SELECTED TEXT →

* begin *

Enumerating all 3-tuples

[Ben Bacarisse]

bartc <bc at freeuk.com> writes:

> On 10/03/2018 20:06, Ben Bacarisse wrote:
>>> On 10/03/2018 14:23, Ben Bacarisse wrote:
<snip>
>>>> Off topic: I knocked up this Haskell version as a proof-of-concept:
>>>>
>>>>     import Data.List
>>>>
>>>>     pn n l = pn' n (map (:[]) l)
>>>>              where pn' n lists | n == 1 = lists
>>>>                                | otherwise = diag (pn' (n-1) lists) lists
>>>>                    diag l1 l2 = zipWith (++) (concat (inits l1))
>>>>                                              (concat (map reverse (inits l2)))
>>>>
<snip>
>> but, as I've said, the order of the results is not the usual one (except
>> for pairs).

> OK. I ran it like this:
>
>  main = print (take 20 (pn 3 [1..]))

* end *

TO DO →
1. In the thread on enumerating 3-tuples, what programming language was used for the proof-of-concept version?
2. Copy the entries word for word, starting at the line that contains "ratio-point-series-3 (280, 885, 293, 897)" and ending at the line that contains "axis-ticks (89, 34, 742, 955)".
The entries that follow have nothing to do with the thread.

RECORDS FOR THE EXERCISE →
* begin *

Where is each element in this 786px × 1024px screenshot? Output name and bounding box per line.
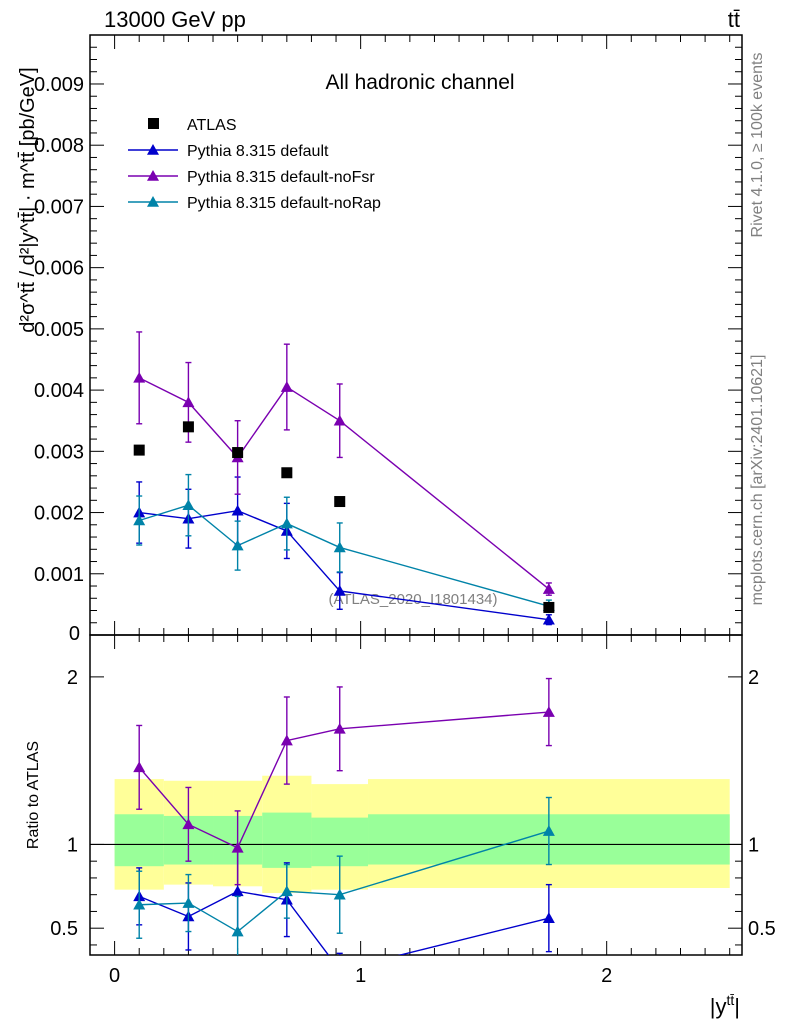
ratio-point-series-3 (280, 885, 293, 897)
ratio-point-series-3 (542, 825, 555, 836)
main-line-series-1 (139, 509, 549, 621)
main-line-series-2 (138, 377, 550, 590)
y-tick-label-ratio-left: 0.5 (50, 918, 78, 940)
y-axis-label-ratio: Ratio to ATLAS (25, 741, 42, 849)
legend: ATLAS Pythia 8.315 default Pythia 8.315 de… (128, 117, 381, 212)
axis-ticks (89, 34, 742, 955)
y-tick-label-ratio-right: 1 (748, 834, 759, 856)
ratio-point-series-3 (133, 898, 146, 910)
axis-tick-labels: 0 1 2 0.001 0.002 0.003 0.004 0.005 0.006 0.007 0.… (34, 74, 776, 987)
band-green-3 (262, 812, 312, 868)
ratio-point-series-3 (182, 897, 195, 908)
header-process-label: tt̄ (728, 7, 740, 32)
ratio-point-series-2 (333, 722, 346, 734)
legend-label-3: Pythia 8.315 default-noRap (187, 195, 381, 212)
main-point-atlas (281, 467, 293, 479)
main-point-series-3 (333, 541, 346, 553)
main-point-series-2 (280, 381, 293, 392)
y-tick-label-main: 0.006 (34, 258, 84, 280)
x-axis-label-close: | (734, 994, 740, 1019)
main-point-series-3 (182, 499, 195, 511)
main-line-series-3 (138, 504, 550, 607)
main-point-atlas (334, 496, 346, 508)
legend-marker-2 (147, 170, 159, 181)
y-tick-label-ratio-right: 2 (748, 667, 759, 689)
ratio-point-series-2 (182, 818, 195, 830)
main-point-atlas (182, 421, 194, 433)
ratio-point-series-2 (133, 761, 146, 773)
y-tick-label-main: 0.001 (34, 564, 84, 586)
y-tick-label-main: 0.009 (34, 74, 84, 96)
main-point-series-1 (333, 584, 346, 596)
x-tick-label: 1 (355, 965, 366, 987)
legend-marker-1 (147, 144, 159, 155)
ratio-plot-frame (89, 634, 743, 956)
main-point-atlas (543, 601, 555, 613)
ratio-line-series-3 (139, 830, 550, 933)
ratio-line-series-1 (138, 890, 550, 955)
legend-marker-atlas (148, 118, 159, 129)
y-tick-label-ratio-left: 2 (67, 667, 78, 689)
x-axis-label: |ytt̄| (710, 992, 740, 1019)
main-point-series-3 (231, 539, 244, 551)
ratio-point-series-1 (231, 885, 244, 897)
side-label-rivet: Rivet 4.1.0, ≥ 100k events (749, 53, 766, 238)
plot-title: All hadronic channel (325, 71, 514, 94)
x-axis-label-sup: tt̄ (727, 992, 735, 1008)
y-axis-label-main: d²σ^tt̄ / d²|y^tt̄| · m^tt̄ [pb/GeV] (17, 67, 39, 332)
x-axis-label-main: |y (710, 994, 727, 1019)
header-energy-label: 13000 GeV pp (104, 7, 246, 32)
main-point-series-2 (182, 396, 195, 408)
y-tick-label-main: 0.005 (34, 319, 84, 341)
main-point-series-3 (280, 517, 293, 529)
x-tick-label: 0 (109, 965, 120, 987)
y-tick-label-ratio-left: 1 (67, 834, 78, 856)
y-tick-label-main: 0.004 (34, 380, 84, 402)
y-tick-label-main: 0.008 (34, 135, 84, 157)
ratio-point-series-2 (231, 841, 244, 853)
main-point-atlas (232, 447, 244, 459)
legend-label-1: Pythia 8.315 default (187, 143, 329, 160)
y-tick-label-main: 0.007 (34, 196, 84, 218)
main-point-series-3 (133, 514, 146, 526)
main-point-atlas (133, 444, 145, 456)
x-tick-label: 2 (601, 965, 612, 987)
ratio-point-series-1 (542, 912, 555, 923)
band-green-0 (114, 814, 164, 867)
ratio-point-series-2 (280, 734, 293, 746)
main-point-series-2 (133, 371, 146, 383)
legend-label-0: ATLAS (187, 117, 237, 134)
ratio-plot-marks (133, 677, 555, 955)
y-tick-label-main: 0.002 (34, 503, 84, 525)
ratio-line-series-2 (138, 711, 549, 849)
legend-marker-3 (147, 196, 159, 207)
ratio-point-series-3 (333, 888, 346, 900)
main-point-series-2 (542, 583, 555, 594)
y-tick-label-main: 0.003 (34, 441, 84, 463)
main-point-series-1 (231, 504, 244, 516)
y-tick-label-ratio-right: 0.5 (748, 918, 776, 940)
ratio-point-series-2 (542, 706, 555, 717)
side-label-mcplots: mcplots.cern.ch [arXiv:2401.10621] (749, 355, 766, 606)
main-point-series-2 (333, 414, 346, 426)
main-point-series-1 (542, 613, 555, 625)
legend-label-2: Pythia 8.315 default-noFsr (187, 169, 375, 186)
ratio-point-series-3 (231, 925, 244, 937)
main-plot-marks (133, 331, 555, 626)
y-tick-label-main-zero: 0 (69, 623, 80, 645)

* end *

RESULTS →
1. Haskell

2.
ratio-point-series-3 (280, 885, 293, 897)
ratio-point-series-3 (542, 825, 555, 836)
main-line-series-1 (139, 509, 549, 621)
main-line-series-2 (138, 377, 550, 590)
y-tick-label-ratio-left: 0.5 (50, 918, 78, 940)
y-axis-label-ratio: Ratio to ATLAS (25, 741, 42, 849)
legend: ATLAS Pythia 8.315 default Pythia 8.315 de… (128, 117, 381, 212)
axis-ticks (89, 34, 742, 955)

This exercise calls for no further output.